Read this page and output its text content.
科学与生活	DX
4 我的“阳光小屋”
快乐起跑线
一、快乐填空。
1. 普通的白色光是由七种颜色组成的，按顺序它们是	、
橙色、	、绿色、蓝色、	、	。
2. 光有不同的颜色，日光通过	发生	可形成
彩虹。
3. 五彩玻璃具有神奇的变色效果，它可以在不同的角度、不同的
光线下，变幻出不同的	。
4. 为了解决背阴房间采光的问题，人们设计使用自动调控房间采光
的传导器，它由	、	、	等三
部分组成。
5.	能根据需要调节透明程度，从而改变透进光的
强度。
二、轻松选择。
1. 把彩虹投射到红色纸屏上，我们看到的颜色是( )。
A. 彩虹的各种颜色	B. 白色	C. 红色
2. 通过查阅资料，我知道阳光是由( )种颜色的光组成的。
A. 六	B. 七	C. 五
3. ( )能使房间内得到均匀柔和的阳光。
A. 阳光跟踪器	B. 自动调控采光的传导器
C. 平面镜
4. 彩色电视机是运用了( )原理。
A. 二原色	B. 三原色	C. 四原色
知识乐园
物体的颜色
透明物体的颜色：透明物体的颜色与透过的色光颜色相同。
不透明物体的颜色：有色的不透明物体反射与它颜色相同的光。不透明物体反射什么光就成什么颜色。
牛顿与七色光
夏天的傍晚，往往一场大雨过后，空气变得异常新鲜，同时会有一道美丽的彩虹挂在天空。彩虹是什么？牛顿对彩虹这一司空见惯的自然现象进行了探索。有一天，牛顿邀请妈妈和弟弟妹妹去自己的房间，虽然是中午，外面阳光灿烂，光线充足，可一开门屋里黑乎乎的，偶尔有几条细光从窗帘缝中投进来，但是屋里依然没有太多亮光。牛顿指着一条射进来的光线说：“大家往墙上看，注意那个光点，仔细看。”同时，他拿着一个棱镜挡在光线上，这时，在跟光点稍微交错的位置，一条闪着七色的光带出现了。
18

TASK -
Write out the full listing exactly as given.

TASK ANSWER -
Read this page and output its text content.
科学与生活	DX
4 我的“阳光小屋”
快乐起跑线
一、快乐填空。
1. 普通的白色光是由七种颜色组成的，按顺序它们是	、
橙色、	、绿色、蓝色、	、	。
2. 光有不同的颜色，日光通过	发生	可形成
彩虹。
3. 五彩玻璃具有神奇的变色效果，它可以在不同的角度、不同的
光线下，变幻出不同的	。
4. 为了解决背阴房间采光的问题，人们设计使用自动调控房间采光
的传导器，它由	、	、	等三
部分组成。
5.	能根据需要调节透明程度，从而改变透进光的
强度。
二、轻松选择。
1. 把彩虹投射到红色纸屏上，我们看到的颜色是( )。
A. 彩虹的各种颜色	B. 白色	C. 红色
2. 通过查阅资料，我知道阳光是由( )种颜色的光组成的。
A. 六	B. 七	C. 五
3. ( )能使房间内得到均匀柔和的阳光。
A. 阳光跟踪器	B. 自动调控采光的传导器
C. 平面镜
4. 彩色电视机是运用了( )原理。
A. 二原色	B. 三原色	C. 四原色
知识乐园
物体的颜色
透明物体的颜色：透明物体的颜色与透过的色光颜色相同。
不透明物体的颜色：有色的不透明物体反射与它颜色相同的光。不透明物体反射什么光就成什么颜色。
牛顿与七色光
夏天的傍晚，往往一场大雨过后，空气变得异常新鲜，同时会有一道美丽的彩虹挂在天空。彩虹是什么？牛顿对彩虹这一司空见惯的自然现象进行了探索。有一天，牛顿邀请妈妈和弟弟妹妹去自己的房间，虽然是中午，外面阳光灿烂，光线充足，可一开门屋里黑乎乎的，偶尔有几条细光从窗帘缝中投进来，但是屋里依然没有太多亮光。牛顿指着一条射进来的光线说：“大家往墙上看，注意那个光点，仔细看。”同时，他拿着一个棱镜挡在光线上，这时，在跟光点稍微交错的位置，一条闪着七色的光带出现了。
18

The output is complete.